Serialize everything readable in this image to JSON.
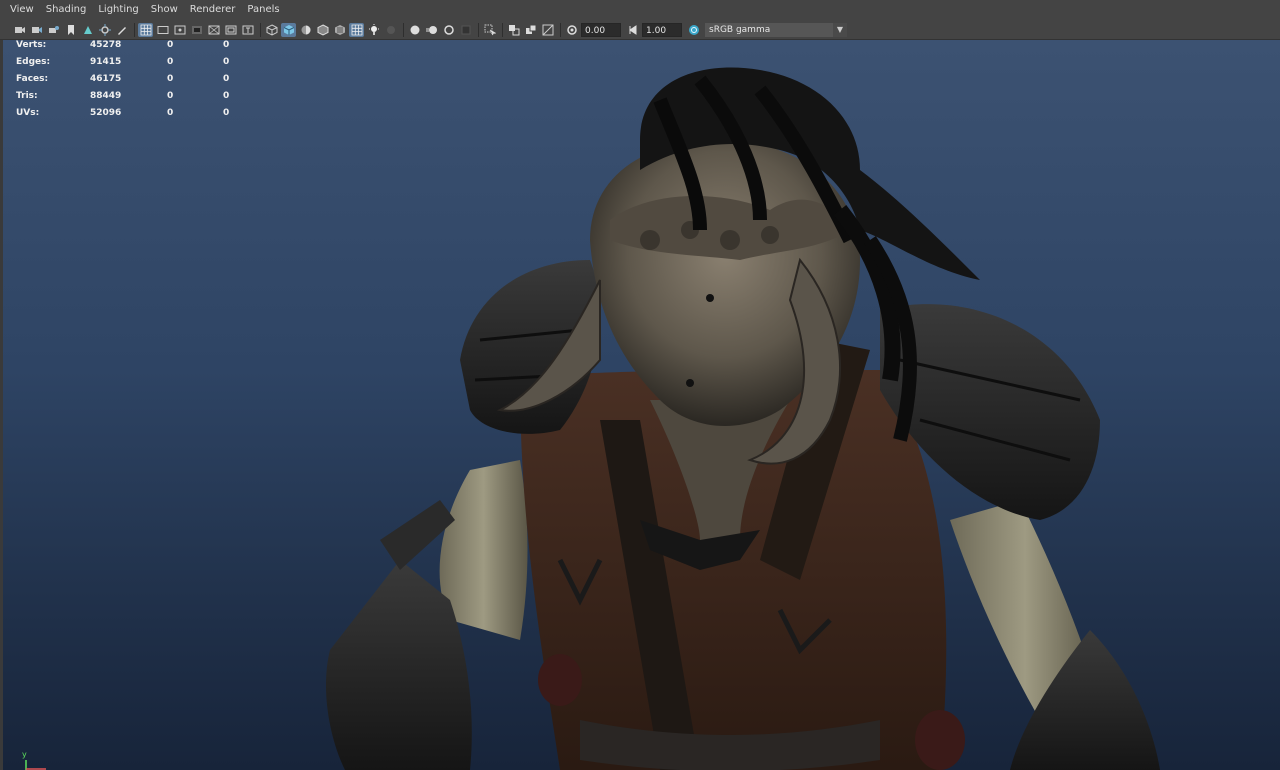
{
  "menu": [
    "View",
    "Shading",
    "Lighting",
    "Show",
    "Renderer",
    "Panels"
  ],
  "toolbar": {
    "exposure_value": "0.00",
    "gamma_value": "1.00",
    "color_space": "sRGB gamma"
  },
  "hud": {
    "rows": [
      {
        "label": "Verts:",
        "values": [
          "45278",
          "0",
          "0"
        ]
      },
      {
        "label": "Edges:",
        "values": [
          "91415",
          "0",
          "0"
        ]
      },
      {
        "label": "Faces:",
        "values": [
          "46175",
          "0",
          "0"
        ]
      },
      {
        "label": "Tris:",
        "values": [
          "88449",
          "0",
          "0"
        ]
      },
      {
        "label": "UVs:",
        "values": [
          "52096",
          "0",
          "0"
        ]
      }
    ]
  },
  "axis": {
    "y_label": "y"
  },
  "colors": {
    "ui_background": "#444444",
    "viewport_top": "#3c5272",
    "viewport_bottom": "#17243a",
    "active_button": "#5a7a9c"
  }
}
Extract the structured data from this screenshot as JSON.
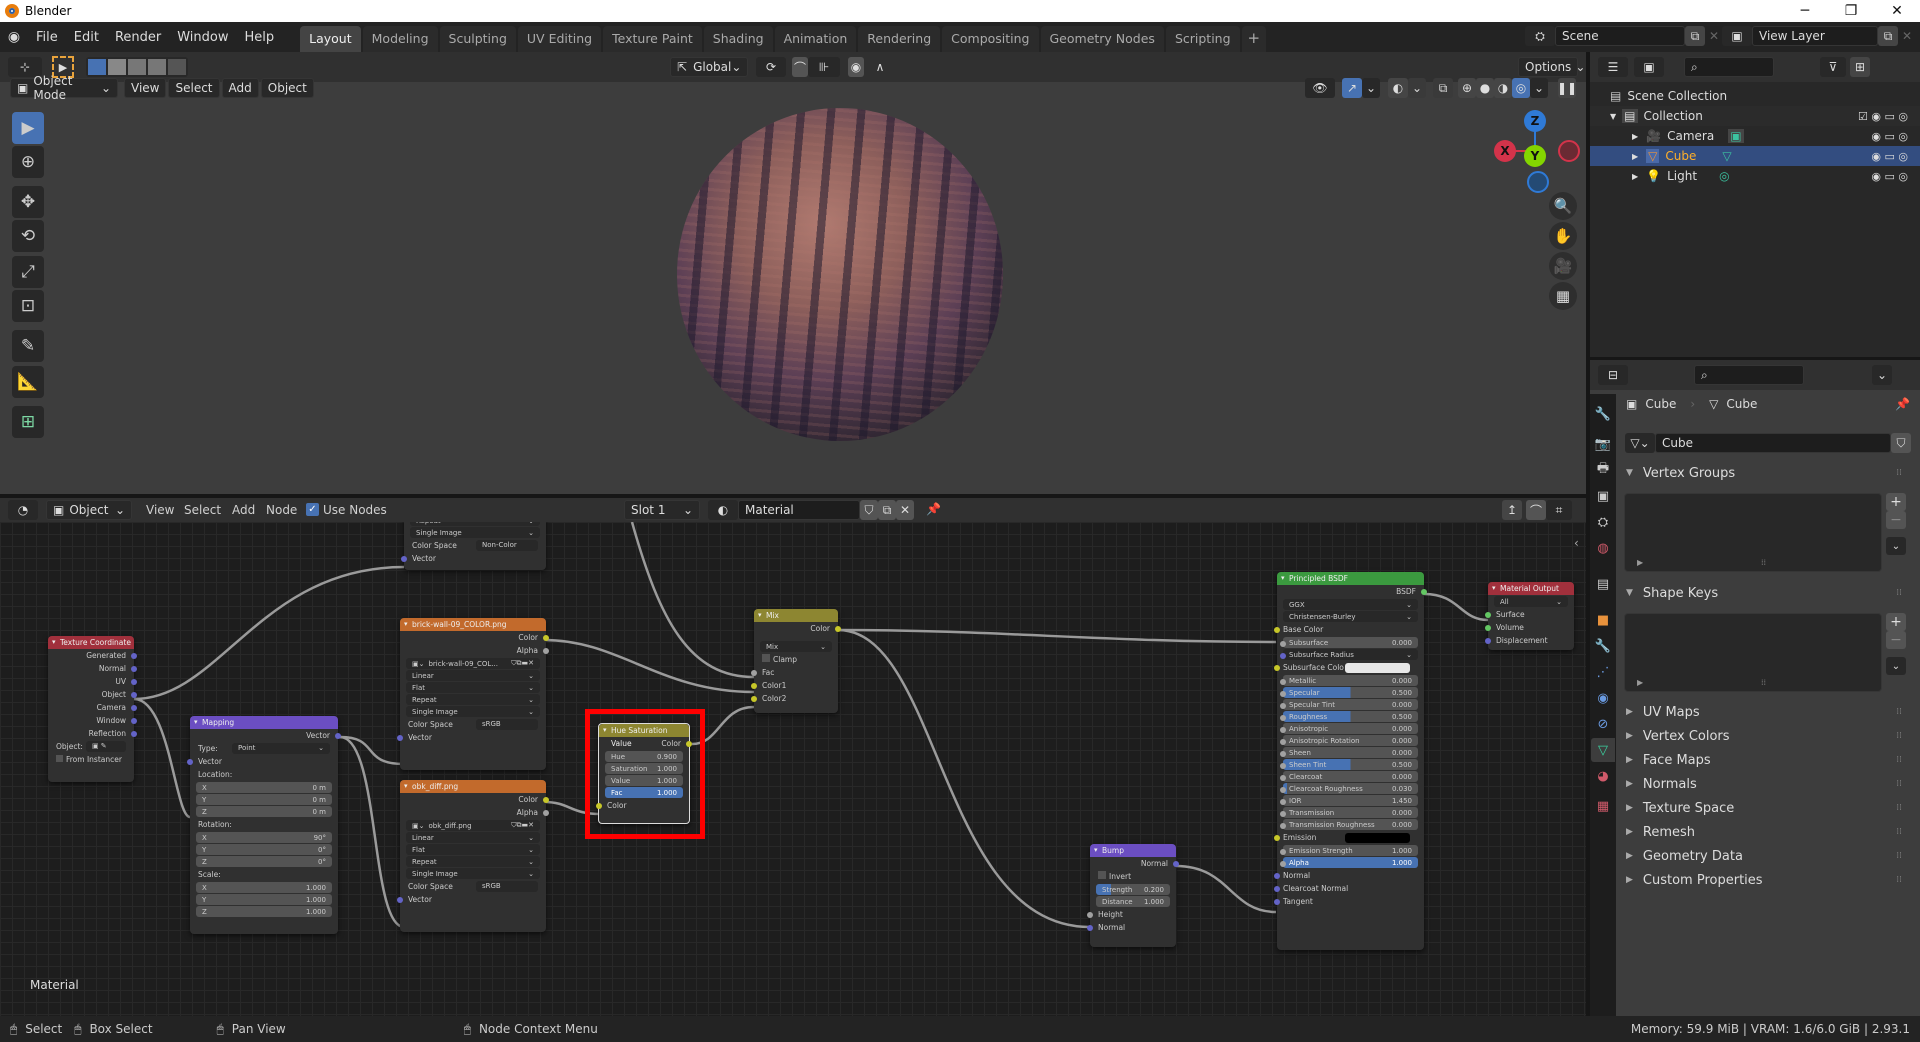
{
  "window": {
    "title": "Blender",
    "controls": [
      "minimize",
      "maximize",
      "close"
    ]
  },
  "menu": [
    "File",
    "Edit",
    "Render",
    "Window",
    "Help"
  ],
  "workspaces": [
    {
      "label": "Layout",
      "active": true
    },
    {
      "label": "Modeling"
    },
    {
      "label": "Sculpting"
    },
    {
      "label": "UV Editing"
    },
    {
      "label": "Texture Paint"
    },
    {
      "label": "Shading"
    },
    {
      "label": "Animation"
    },
    {
      "label": "Rendering"
    },
    {
      "label": "Compositing"
    },
    {
      "label": "Geometry Nodes"
    },
    {
      "label": "Scripting"
    }
  ],
  "scene": {
    "name": "Scene",
    "view_layer": "View Layer"
  },
  "viewport": {
    "transform_orientation": "Global",
    "options_label": "Options",
    "mode": "Object Mode",
    "menus": [
      "View",
      "Select",
      "Add",
      "Object"
    ],
    "gizmo_axes": {
      "x": "X",
      "y": "Y",
      "z": "Z"
    }
  },
  "outliner": {
    "root": "Scene Collection",
    "collection": "Collection",
    "items": [
      {
        "label": "Camera",
        "selected": false
      },
      {
        "label": "Cube",
        "selected": true
      },
      {
        "label": "Light",
        "selected": false
      }
    ]
  },
  "properties": {
    "breadcrumb": [
      "Cube",
      "Cube"
    ],
    "mesh_name": "Cube",
    "panels_open": [
      "Vertex Groups",
      "Shape Keys"
    ],
    "panels_closed": [
      "UV Maps",
      "Vertex Colors",
      "Face Maps",
      "Normals",
      "Texture Space",
      "Remesh",
      "Geometry Data",
      "Custom Properties"
    ]
  },
  "node_editor": {
    "type_label": "Object",
    "menus": [
      "View",
      "Select",
      "Add",
      "Node"
    ],
    "use_nodes_label": "Use Nodes",
    "use_nodes": true,
    "slot": "Slot 1",
    "material": "Material",
    "footer_label": "Material",
    "nodes": {
      "partial_image": {
        "rows": [
          "Repeat",
          "Single Image"
        ],
        "color_space_label": "Color Space",
        "color_space": "Non-Color",
        "vector": "Vector"
      },
      "tex_coord": {
        "title": "Texture Coordinate",
        "outputs": [
          "Generated",
          "Normal",
          "UV",
          "Object",
          "Camera",
          "Window",
          "Reflection"
        ],
        "object_label": "Object:",
        "from_instancer": "From Instancer"
      },
      "mapping": {
        "title": "Mapping",
        "output": "Vector",
        "type_label": "Type:",
        "type": "Point",
        "input": "Vector",
        "location_label": "Location:",
        "location": [
          "0 m",
          "0 m",
          "0 m"
        ],
        "rotation_label": "Rotation:",
        "rotation": [
          "90°",
          "0°",
          "0°"
        ],
        "scale_label": "Scale:",
        "scale": [
          "1.000",
          "1.000",
          "1.000"
        ],
        "axes": [
          "X",
          "Y",
          "Z"
        ]
      },
      "brick": {
        "title": "brick-wall-09_COLOR.png",
        "outputs": [
          "Color",
          "Alpha"
        ],
        "image": "brick-wall-09_COL...",
        "interp": "Linear",
        "proj": "Flat",
        "ext": "Repeat",
        "source": "Single Image",
        "color_space_label": "Color Space",
        "color_space": "sRGB",
        "input": "Vector"
      },
      "obk": {
        "title": "obk_diff.png",
        "outputs": [
          "Color",
          "Alpha"
        ],
        "image": "obk_diff.png",
        "interp": "Linear",
        "proj": "Flat",
        "ext": "Repeat",
        "source": "Single Image",
        "color_space_label": "Color Space",
        "color_space": "sRGB",
        "input": "Vector"
      },
      "hsv": {
        "title": "Hue Saturation Value",
        "output": "Color",
        "hue_label": "Hue",
        "hue": "0.900",
        "sat_label": "Saturation",
        "sat": "1.000",
        "val_label": "Value",
        "val": "1.000",
        "fac_label": "Fac",
        "fac": "1.000",
        "input": "Color"
      },
      "mix": {
        "title": "Mix",
        "output": "Color",
        "blend": "Mix",
        "clamp": "Clamp",
        "inputs": [
          "Fac",
          "Color1",
          "Color2"
        ]
      },
      "bump": {
        "title": "Bump",
        "output": "Normal",
        "invert": "Invert",
        "strength_label": "Strength",
        "strength": "0.200",
        "distance_label": "Distance",
        "distance": "1.000",
        "inputs": [
          "Height",
          "Normal"
        ]
      },
      "bsdf": {
        "title": "Principled BSDF",
        "output": "BSDF",
        "distribution": "GGX",
        "subsurface_method": "Christensen-Burley",
        "base_color": "Base Color",
        "fields": [
          {
            "label": "Subsurface",
            "value": "0.000",
            "fill": 0
          },
          {
            "label": "Subsurface Radius",
            "value": "",
            "dropdown": true
          },
          {
            "label": "Subsurface Colo",
            "value": "",
            "swatch": "#e8e8e8"
          },
          {
            "label": "Metallic",
            "value": "0.000",
            "fill": 0
          },
          {
            "label": "Specular",
            "value": "0.500",
            "fill": 0.5
          },
          {
            "label": "Specular Tint",
            "value": "0.000",
            "fill": 0
          },
          {
            "label": "Roughness",
            "value": "0.500",
            "fill": 0.5
          },
          {
            "label": "Anisotropic",
            "value": "0.000",
            "fill": 0
          },
          {
            "label": "Anisotropic Rotation",
            "value": "0.000",
            "fill": 0
          },
          {
            "label": "Sheen",
            "value": "0.000",
            "fill": 0
          },
          {
            "label": "Sheen Tint",
            "value": "0.500",
            "fill": 0.5
          },
          {
            "label": "Clearcoat",
            "value": "0.000",
            "fill": 0
          },
          {
            "label": "Clearcoat Roughness",
            "value": "0.030",
            "fill": 0.03
          },
          {
            "label": "IOR",
            "value": "1.450",
            "fill": 0
          },
          {
            "label": "Transmission",
            "value": "0.000",
            "fill": 0
          },
          {
            "label": "Transmission Roughness",
            "value": "0.000",
            "fill": 0
          },
          {
            "label": "Emission",
            "value": "",
            "swatch": "#000000"
          },
          {
            "label": "Emission Strength",
            "value": "1.000",
            "fill": 0
          },
          {
            "label": "Alpha",
            "value": "1.000",
            "fill": 1
          }
        ],
        "vector_inputs": [
          "Normal",
          "Clearcoat Normal",
          "Tangent"
        ]
      },
      "output": {
        "title": "Material Output",
        "target": "All",
        "inputs": [
          "Surface",
          "Volume",
          "Displacement"
        ]
      }
    }
  },
  "statusbar": {
    "hints": [
      "Select",
      "Box Select",
      "Pan View",
      "Node Context Menu"
    ],
    "info": "Memory: 59.9 MiB | VRAM: 1.6/6.0 GiB | 2.93.1"
  },
  "colors": {
    "accent": "#4772b3",
    "highlight": "#ff0000",
    "selected_text": "#ffaf29"
  }
}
+-------+
Write every entry out again exactly, dropping the pictures.

Serialize everything readable in this image to JSON.
{
  "menu": [
    "View",
    "Shading",
    "Lighting",
    "Show",
    "Renderer",
    "Panels"
  ],
  "toolbar": {
    "exposure_value": "0.00",
    "gamma_value": "1.00",
    "color_space": "sRGB gamma"
  },
  "hud": {
    "rows": [
      {
        "label": "Verts:",
        "values": [
          "45278",
          "0",
          "0"
        ]
      },
      {
        "label": "Edges:",
        "values": [
          "91415",
          "0",
          "0"
        ]
      },
      {
        "label": "Faces:",
        "values": [
          "46175",
          "0",
          "0"
        ]
      },
      {
        "label": "Tris:",
        "values": [
          "88449",
          "0",
          "0"
        ]
      },
      {
        "label": "UVs:",
        "values": [
          "52096",
          "0",
          "0"
        ]
      }
    ]
  },
  "axis": {
    "y_label": "y"
  },
  "colors": {
    "ui_background": "#444444",
    "viewport_top": "#3c5272",
    "viewport_bottom": "#17243a",
    "active_button": "#5a7a9c"
  }
}
Extract the structured data from this screenshot as JSON.
{
  "window": {
    "title": "Blender",
    "controls": [
      "minimize",
      "maximize",
      "close"
    ]
  },
  "menu": [
    "File",
    "Edit",
    "Render",
    "Window",
    "Help"
  ],
  "workspaces": [
    {
      "label": "Layout",
      "active": true
    },
    {
      "label": "Modeling"
    },
    {
      "label": "Sculpting"
    },
    {
      "label": "UV Editing"
    },
    {
      "label": "Texture Paint"
    },
    {
      "label": "Shading"
    },
    {
      "label": "Animation"
    },
    {
      "label": "Rendering"
    },
    {
      "label": "Compositing"
    },
    {
      "label": "Geometry Nodes"
    },
    {
      "label": "Scripting"
    }
  ],
  "scene": {
    "name": "Scene",
    "view_layer": "View Layer"
  },
  "viewport": {
    "transform_orientation": "Global",
    "options_label": "Options",
    "mode": "Object Mode",
    "menus": [
      "View",
      "Select",
      "Add",
      "Object"
    ],
    "gizmo_axes": {
      "x": "X",
      "y": "Y",
      "z": "Z"
    }
  },
  "outliner": {
    "root": "Scene Collection",
    "collection": "Collection",
    "items": [
      {
        "label": "Camera",
        "selected": false
      },
      {
        "label": "Cube",
        "selected": true
      },
      {
        "label": "Light",
        "selected": false
      }
    ]
  },
  "properties": {
    "breadcrumb": [
      "Cube",
      "Cube"
    ],
    "mesh_name": "Cube",
    "panels_open": [
      "Vertex Groups",
      "Shape Keys"
    ],
    "panels_closed": [
      "UV Maps",
      "Vertex Colors",
      "Face Maps",
      "Normals",
      "Texture Space",
      "Remesh",
      "Geometry Data",
      "Custom Properties"
    ]
  },
  "node_editor": {
    "type_label": "Object",
    "menus": [
      "View",
      "Select",
      "Add",
      "Node"
    ],
    "use_nodes_label": "Use Nodes",
    "use_nodes": true,
    "slot": "Slot 1",
    "material": "Material",
    "footer_label": "Material",
    "nodes": {
      "partial_image": {
        "rows": [
          "Repeat",
          "Single Image"
        ],
        "color_space_label": "Color Space",
        "color_space": "Non-Color",
        "vector": "Vector"
      },
      "tex_coord": {
        "title": "Texture Coordinate",
        "outputs": [
          "Generated",
          "Normal",
          "UV",
          "Object",
          "Camera",
          "Window",
          "Reflection"
        ],
        "object_label": "Object:",
        "from_instancer": "From Instancer"
      },
      "mapping": {
        "title": "Mapping",
        "output": "Vector",
        "type_label": "Type:",
        "type": "Point",
        "input": "Vector",
        "location_label": "Location:",
        "location": [
          "0 m",
          "0 m",
          "0 m"
        ],
        "rotation_label": "Rotation:",
        "rotation": [
          "90°",
          "0°",
          "0°"
        ],
        "scale_label": "Scale:",
        "scale": [
          "1.000",
          "1.000",
          "1.000"
        ],
        "axes": [
          "X",
          "Y",
          "Z"
        ]
      },
      "brick": {
        "title": "brick-wall-09_COLOR.png",
        "outputs": [
          "Color",
          "Alpha"
        ],
        "image": "brick-wall-09_COL...",
        "interp": "Linear",
        "proj": "Flat",
        "ext": "Repeat",
        "source": "Single Image",
        "color_space_label": "Color Space",
        "color_space": "sRGB",
        "input": "Vector"
      },
      "obk": {
        "title": "obk_diff.png",
        "outputs": [
          "Color",
          "Alpha"
        ],
        "image": "obk_diff.png",
        "interp": "Linear",
        "proj": "Flat",
        "ext": "Repeat",
        "source": "Single Image",
        "color_space_label": "Color Space",
        "color_space": "sRGB",
        "input": "Vector"
      },
      "hsv": {
        "title": "Hue Saturation Value",
        "output": "Color",
        "hue_label": "Hue",
        "hue": "0.900",
        "sat_label": "Saturation",
        "sat": "1.000",
        "val_label": "Value",
        "val": "1.000",
        "fac_label": "Fac",
        "fac": "1.000",
        "input": "Color"
      },
      "mix": {
        "title": "Mix",
        "output": "Color",
        "blend": "Mix",
        "clamp": "Clamp",
        "inputs": [
          "Fac",
          "Color1",
          "Color2"
        ]
      },
      "bump": {
        "title": "Bump",
        "output": "Normal",
        "invert": "Invert",
        "strength_label": "Strength",
        "strength": "0.200",
        "distance_label": "Distance",
        "distance": "1.000",
        "inputs": [
          "Height",
          "Normal"
        ]
      },
      "bsdf": {
        "title": "Principled BSDF",
        "output": "BSDF",
        "distribution": "GGX",
        "subsurface_method": "Christensen-Burley",
        "base_color": "Base Color",
        "fields": [
          {
            "label": "Subsurface",
            "value": "0.000",
            "fill": 0
          },
          {
            "label": "Subsurface Radius",
            "value": "",
            "dropdown": true
          },
          {
            "label": "Subsurface Colo",
            "value": "",
            "swatch": "#e8e8e8"
          },
          {
            "label": "Metallic",
            "value": "0.000",
            "fill": 0
          },
          {
            "label": "Specular",
            "value": "0.500",
            "fill": 0.5
          },
          {
            "label": "Specular Tint",
            "value": "0.000",
            "fill": 0
          },
          {
            "label": "Roughness",
            "value": "0.500",
            "fill": 0.5
          },
          {
            "label": "Anisotropic",
            "value": "0.000",
            "fill": 0
          },
          {
            "label": "Anisotropic Rotation",
            "value": "0.000",
            "fill": 0
          },
          {
            "label": "Sheen",
            "value": "0.000",
            "fill": 0
          },
          {
            "label": "Sheen Tint",
            "value": "0.500",
            "fill": 0.5
          },
          {
            "label": "Clearcoat",
            "value": "0.000",
            "fill": 0
          },
          {
            "label": "Clearcoat Roughness",
            "value": "0.030",
            "fill": 0.03
          },
          {
            "label": "IOR",
            "value": "1.450",
            "fill": 0
          },
          {
            "label": "Transmission",
            "value": "0.000",
            "fill": 0
          },
          {
            "label": "Transmission Roughness",
            "value": "0.000",
            "fill": 0
          },
          {
            "label": "Emission",
            "value": "",
            "swatch": "#000000"
          },
          {
            "label": "Emission Strength",
            "value": "1.000",
            "fill": 0
          },
          {
            "label": "Alpha",
            "value": "1.000",
            "fill": 1
          }
        ],
        "vector_inputs": [
          "Normal",
          "Clearcoat Normal",
          "Tangent"
        ]
      },
      "output": {
        "title": "Material Output",
        "target": "All",
        "inputs": [
          "Surface",
          "Volume",
          "Displacement"
        ]
      }
    }
  },
  "statusbar": {
    "hints": [
      "Select",
      "Box Select",
      "Pan View",
      "Node Context Menu"
    ],
    "info": "Memory: 59.9 MiB | VRAM: 1.6/6.0 GiB | 2.93.1"
  },
  "colors": {
    "accent": "#4772b3",
    "highlight": "#ff0000",
    "selected_text": "#ffaf29"
  }
}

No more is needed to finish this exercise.